Reproduce every line of the records below word for word, changing nothing.

═══

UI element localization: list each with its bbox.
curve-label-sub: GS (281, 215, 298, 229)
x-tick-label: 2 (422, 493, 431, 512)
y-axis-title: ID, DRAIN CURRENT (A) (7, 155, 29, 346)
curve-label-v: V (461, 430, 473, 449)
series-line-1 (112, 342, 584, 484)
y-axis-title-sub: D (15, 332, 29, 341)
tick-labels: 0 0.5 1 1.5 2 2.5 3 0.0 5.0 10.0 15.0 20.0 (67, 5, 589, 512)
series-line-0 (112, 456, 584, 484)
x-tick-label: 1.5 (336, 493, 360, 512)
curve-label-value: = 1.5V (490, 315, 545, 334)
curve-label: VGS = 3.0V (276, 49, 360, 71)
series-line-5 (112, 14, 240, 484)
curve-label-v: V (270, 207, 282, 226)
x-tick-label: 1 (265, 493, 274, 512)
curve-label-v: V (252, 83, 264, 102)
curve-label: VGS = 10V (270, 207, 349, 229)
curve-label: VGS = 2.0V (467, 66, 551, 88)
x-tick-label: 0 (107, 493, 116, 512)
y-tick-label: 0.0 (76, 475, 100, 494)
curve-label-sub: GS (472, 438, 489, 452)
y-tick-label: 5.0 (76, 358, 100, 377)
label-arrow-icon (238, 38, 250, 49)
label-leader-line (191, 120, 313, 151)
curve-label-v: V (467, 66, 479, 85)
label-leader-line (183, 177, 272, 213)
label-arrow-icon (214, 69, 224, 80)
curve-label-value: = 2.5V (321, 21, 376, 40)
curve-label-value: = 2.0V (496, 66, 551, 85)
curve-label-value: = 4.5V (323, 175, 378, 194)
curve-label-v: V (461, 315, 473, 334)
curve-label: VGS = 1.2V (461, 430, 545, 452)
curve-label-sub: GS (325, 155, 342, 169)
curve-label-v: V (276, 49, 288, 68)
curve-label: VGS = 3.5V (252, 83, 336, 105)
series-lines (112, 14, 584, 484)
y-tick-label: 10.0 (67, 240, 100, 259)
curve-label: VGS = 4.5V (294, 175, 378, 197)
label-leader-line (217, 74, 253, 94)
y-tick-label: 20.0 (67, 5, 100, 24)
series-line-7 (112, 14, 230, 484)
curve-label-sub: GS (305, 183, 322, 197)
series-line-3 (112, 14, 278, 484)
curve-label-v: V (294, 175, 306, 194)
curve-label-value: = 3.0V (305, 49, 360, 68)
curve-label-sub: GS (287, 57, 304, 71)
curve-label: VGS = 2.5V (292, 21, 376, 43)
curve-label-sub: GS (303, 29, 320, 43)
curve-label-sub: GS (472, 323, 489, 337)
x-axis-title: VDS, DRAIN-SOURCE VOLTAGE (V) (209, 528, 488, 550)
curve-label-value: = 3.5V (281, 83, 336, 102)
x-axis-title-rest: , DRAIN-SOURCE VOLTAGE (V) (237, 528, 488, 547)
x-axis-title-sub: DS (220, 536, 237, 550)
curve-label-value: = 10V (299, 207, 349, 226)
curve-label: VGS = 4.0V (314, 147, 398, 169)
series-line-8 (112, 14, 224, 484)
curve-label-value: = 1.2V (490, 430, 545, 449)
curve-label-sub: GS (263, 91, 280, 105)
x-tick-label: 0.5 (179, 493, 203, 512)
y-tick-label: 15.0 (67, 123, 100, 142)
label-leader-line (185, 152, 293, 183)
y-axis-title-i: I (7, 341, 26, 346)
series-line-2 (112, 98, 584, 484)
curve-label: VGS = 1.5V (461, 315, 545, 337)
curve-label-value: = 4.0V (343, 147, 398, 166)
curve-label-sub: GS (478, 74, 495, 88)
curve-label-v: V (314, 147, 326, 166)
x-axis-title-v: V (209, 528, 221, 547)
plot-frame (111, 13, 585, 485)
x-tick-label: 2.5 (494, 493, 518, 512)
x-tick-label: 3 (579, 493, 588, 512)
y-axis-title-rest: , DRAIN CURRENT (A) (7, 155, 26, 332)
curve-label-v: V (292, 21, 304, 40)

═══

_Response below_:
UI element localization: list each with its bbox.
curve-label-sub: GS (281, 215, 298, 229)
x-tick-label: 2 (422, 493, 431, 512)
y-axis-title: ID, DRAIN CURRENT (A) (7, 155, 29, 346)
curve-label-v: V (461, 430, 473, 449)
series-line-1 (112, 342, 584, 484)
y-axis-title-sub: D (15, 332, 29, 341)
tick-labels: 0 0.5 1 1.5 2 2.5 3 0.0 5.0 10.0 15.0 20.0 (67, 5, 589, 512)
series-line-0 (112, 456, 584, 484)
x-tick-label: 1.5 (336, 493, 360, 512)
curve-label-value: = 1.5V (490, 315, 545, 334)
curve-label: VGS = 3.0V (276, 49, 360, 71)
series-line-5 (112, 14, 240, 484)
curve-label-v: V (270, 207, 282, 226)
x-tick-label: 1 (265, 493, 274, 512)
curve-label-v: V (252, 83, 264, 102)
curve-label: VGS = 10V (270, 207, 349, 229)
curve-label: VGS = 2.0V (467, 66, 551, 88)
x-tick-label: 0 (107, 493, 116, 512)
y-tick-label: 0.0 (76, 475, 100, 494)
curve-label-sub: GS (472, 438, 489, 452)
y-tick-label: 5.0 (76, 358, 100, 377)
label-arrow-icon (238, 38, 250, 49)
label-leader-line (191, 120, 313, 151)
curve-label-v: V (467, 66, 479, 85)
label-leader-line (183, 177, 272, 213)
label-arrow-icon (214, 69, 224, 80)
curve-label-value: = 2.5V (321, 21, 376, 40)
curve-label-value: = 2.0V (496, 66, 551, 85)
curve-label-value: = 4.5V (323, 175, 378, 194)
curve-label-v: V (461, 315, 473, 334)
curve-label: VGS = 1.2V (461, 430, 545, 452)
curve-label-sub: GS (325, 155, 342, 169)
curve-label-v: V (276, 49, 288, 68)
curve-label: VGS = 3.5V (252, 83, 336, 105)
series-lines (112, 14, 584, 484)
y-tick-label: 10.0 (67, 240, 100, 259)
curve-label: VGS = 4.5V (294, 175, 378, 197)
label-leader-line (217, 74, 253, 94)
y-tick-label: 20.0 (67, 5, 100, 24)
series-line-7 (112, 14, 230, 484)
curve-label-sub: GS (305, 183, 322, 197)
series-line-3 (112, 14, 278, 484)
curve-label-v: V (294, 175, 306, 194)
curve-label-value: = 3.0V (305, 49, 360, 68)
curve-label-sub: GS (287, 57, 304, 71)
curve-label: VGS = 2.5V (292, 21, 376, 43)
curve-label-sub: GS (303, 29, 320, 43)
curve-label-sub: GS (472, 323, 489, 337)
x-axis-title: VDS, DRAIN-SOURCE VOLTAGE (V) (209, 528, 488, 550)
curve-label-value: = 3.5V (281, 83, 336, 102)
x-axis-title-rest: , DRAIN-SOURCE VOLTAGE (V) (237, 528, 488, 547)
x-axis-title-sub: DS (220, 536, 237, 550)
curve-label-value: = 10V (299, 207, 349, 226)
curve-label: VGS = 4.0V (314, 147, 398, 169)
series-line-8 (112, 14, 224, 484)
curve-label-value: = 1.2V (490, 430, 545, 449)
curve-label-sub: GS (263, 91, 280, 105)
x-tick-label: 0.5 (179, 493, 203, 512)
y-tick-label: 15.0 (67, 123, 100, 142)
label-leader-line (185, 152, 293, 183)
y-axis-title-i: I (7, 341, 26, 346)
series-line-2 (112, 98, 584, 484)
curve-label: VGS = 1.5V (461, 315, 545, 337)
curve-label-value: = 4.0V (343, 147, 398, 166)
curve-label-sub: GS (478, 74, 495, 88)
curve-label-v: V (314, 147, 326, 166)
x-axis-title-v: V (209, 528, 221, 547)
plot-frame (111, 13, 585, 485)
x-tick-label: 2.5 (494, 493, 518, 512)
x-tick-label: 3 (579, 493, 588, 512)
y-axis-title-rest: , DRAIN CURRENT (A) (7, 155, 26, 332)
curve-label-v: V (292, 21, 304, 40)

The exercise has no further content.